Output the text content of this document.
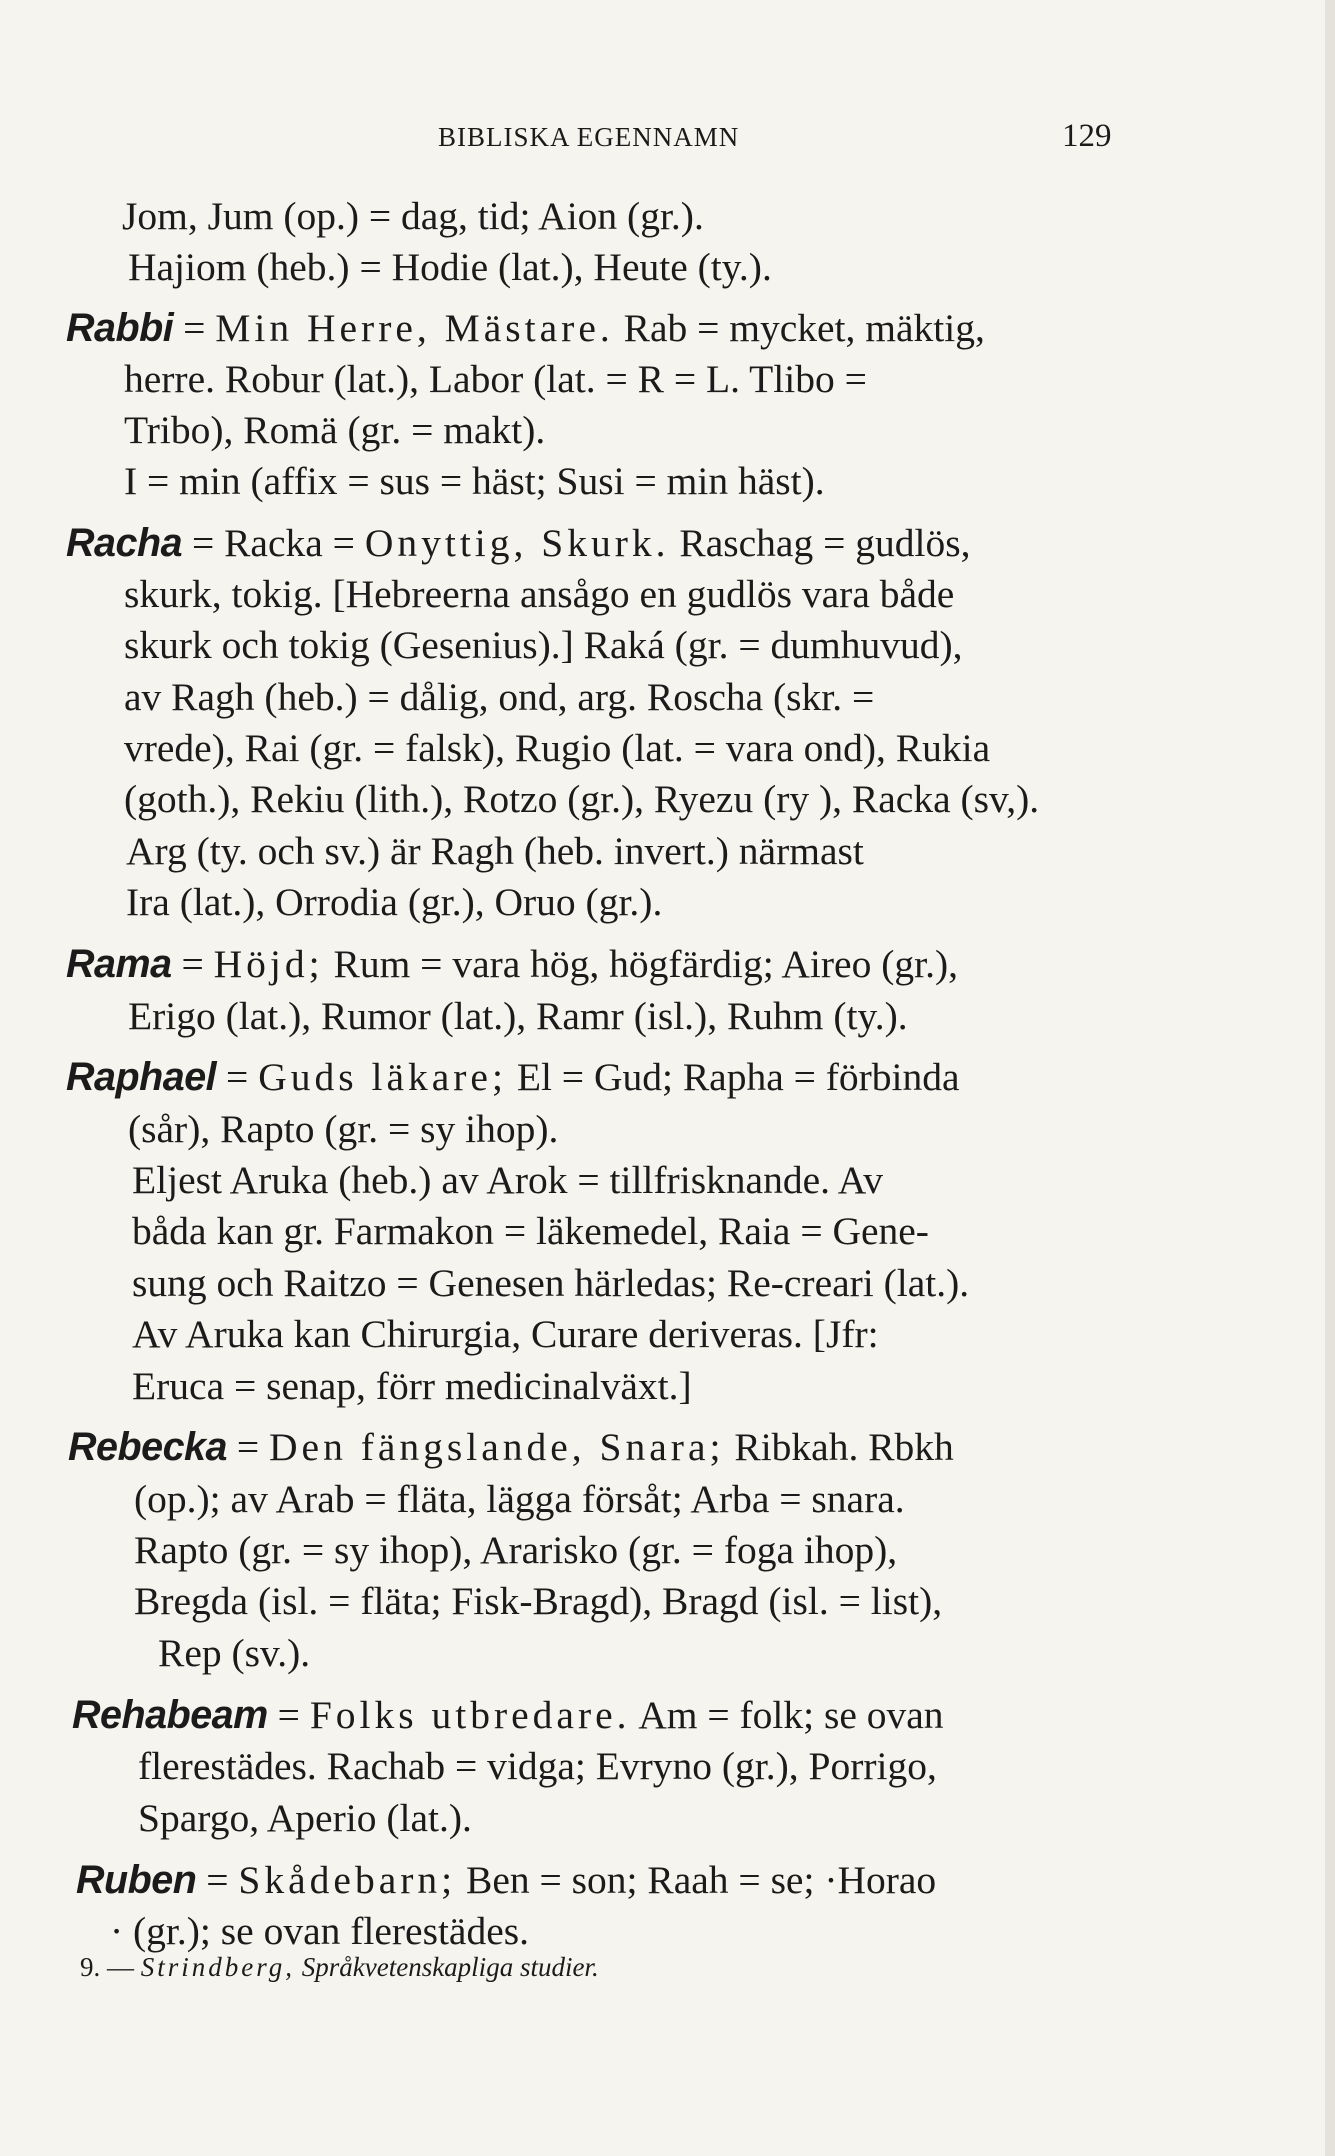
BIBLISKA EGENNAMN	129
Jom, Jum (op.) = dag, tid; Aion (gr.).
Hajiom (heb.) = Hodie (lat.), Heute (ty.).
Rabbi = Min Herre, Mästare. Rab = mycket, mäktig,
herre. Robur (lat.), Labor (lat. = R = L. Tlibo =
Tribo), Romä (gr. = makt).
I = min (affix = sus = häst; Susi = min häst).
Racha = Racka = Onyttig, Skurk. Raschag = gudlös,
skurk, tokig. [Hebreerna ansågo en gudlös vara både
skurk och tokig (Gesenius).] Raká (gr. = dumhuvud),
av Ragh (heb.) = dålig, ond, arg. Roscha (skr. =
vrede), Rai (gr. = falsk), Rugio (lat. = vara ond), Rukia
(goth.), Rekiu (lith.), Rotzo (gr.), Ryezu (ry ), Racka (sv,).
Arg (ty. och sv.) är Ragh (heb. invert.) närmast
Ira (lat.), Orrodia (gr.), Oruo (gr.).
Rama = Höjd; Rum = vara hög, högfärdig; Aireo (gr.),
Erigo (lat.), Rumor (lat.), Ramr (isl.), Ruhm (ty.).
Raphael = Guds läkare; El = Gud; Rapha = förbinda
(sår), Rapto (gr. = sy ihop).
Eljest Aruka (heb.) av Arok = tillfrisknande. Av
båda kan gr. Farmakon = läkemedel, Raia = Gene-
sung och Raitzo = Genesen härledas; Re-creari (lat.).
Av Aruka kan Chirurgia, Curare deriveras. [Jfr:
Eruca = senap, förr medicinalväxt.]
Rebecka = Den fängslande, Snara; Ribkah. Rbkh
(op.); av Arab = fläta, lägga försåt; Arba = snara.
Rapto (gr. = sy ihop), Ararisko (gr. = foga ihop),
Bregda (isl. = fläta; Fisk-Bragd), Bragd (isl. = list),
Rep (sv.).
Rehabeam = Folks utbredare. Am = folk; se ovan
flerestädes. Rachab = vidga; Evryno (gr.), Porrigo,
Spargo, Aperio (lat.).
Ruben = Skådebarn; Ben = son; Raah = se; ·Horao
· (gr.); se ovan flerestädes.
9. — Strindberg, Språkvetenskapliga studier.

------------------------------------

Only the pictures stay out; the rest of the entries above must be written out exactly.

• **EXERCISE RESULT**:
Output the text content of this document.
BIBLISKA EGENNAMN	129
Jom, Jum (op.) = dag, tid; Aion (gr.).
Hajiom (heb.) = Hodie (lat.), Heute (ty.).
Rabbi = Min Herre, Mästare. Rab = mycket, mäktig,
herre. Robur (lat.), Labor (lat. = R = L. Tlibo =
Tribo), Romä (gr. = makt).
I = min (affix = sus = häst; Susi = min häst).
Racha = Racka = Onyttig, Skurk. Raschag = gudlös,
skurk, tokig. [Hebreerna ansågo en gudlös vara både
skurk och tokig (Gesenius).] Raká (gr. = dumhuvud),
av Ragh (heb.) = dålig, ond, arg. Roscha (skr. =
vrede), Rai (gr. = falsk), Rugio (lat. = vara ond), Rukia
(goth.), Rekiu (lith.), Rotzo (gr.), Ryezu (ry ), Racka (sv,).
Arg (ty. och sv.) är Ragh (heb. invert.) närmast
Ira (lat.), Orrodia (gr.), Oruo (gr.).
Rama = Höjd; Rum = vara hög, högfärdig; Aireo (gr.),
Erigo (lat.), Rumor (lat.), Ramr (isl.), Ruhm (ty.).
Raphael = Guds läkare; El = Gud; Rapha = förbinda
(sår), Rapto (gr. = sy ihop).
Eljest Aruka (heb.) av Arok = tillfrisknande. Av
båda kan gr. Farmakon = läkemedel, Raia = Gene-
sung och Raitzo = Genesen härledas; Re-creari (lat.).
Av Aruka kan Chirurgia, Curare deriveras. [Jfr:
Eruca = senap, förr medicinalväxt.]
Rebecka = Den fängslande, Snara; Ribkah. Rbkh
(op.); av Arab = fläta, lägga försåt; Arba = snara.
Rapto (gr. = sy ihop), Ararisko (gr. = foga ihop),
Bregda (isl. = fläta; Fisk-Bragd), Bragd (isl. = list),
Rep (sv.).
Rehabeam = Folks utbredare. Am = folk; se ovan
flerestädes. Rachab = vidga; Evryno (gr.), Porrigo,
Spargo, Aperio (lat.).
Ruben = Skådebarn; Ben = son; Raah = se; ·Horao
· (gr.); se ovan flerestädes.
9. — Strindberg, Språkvetenskapliga studier.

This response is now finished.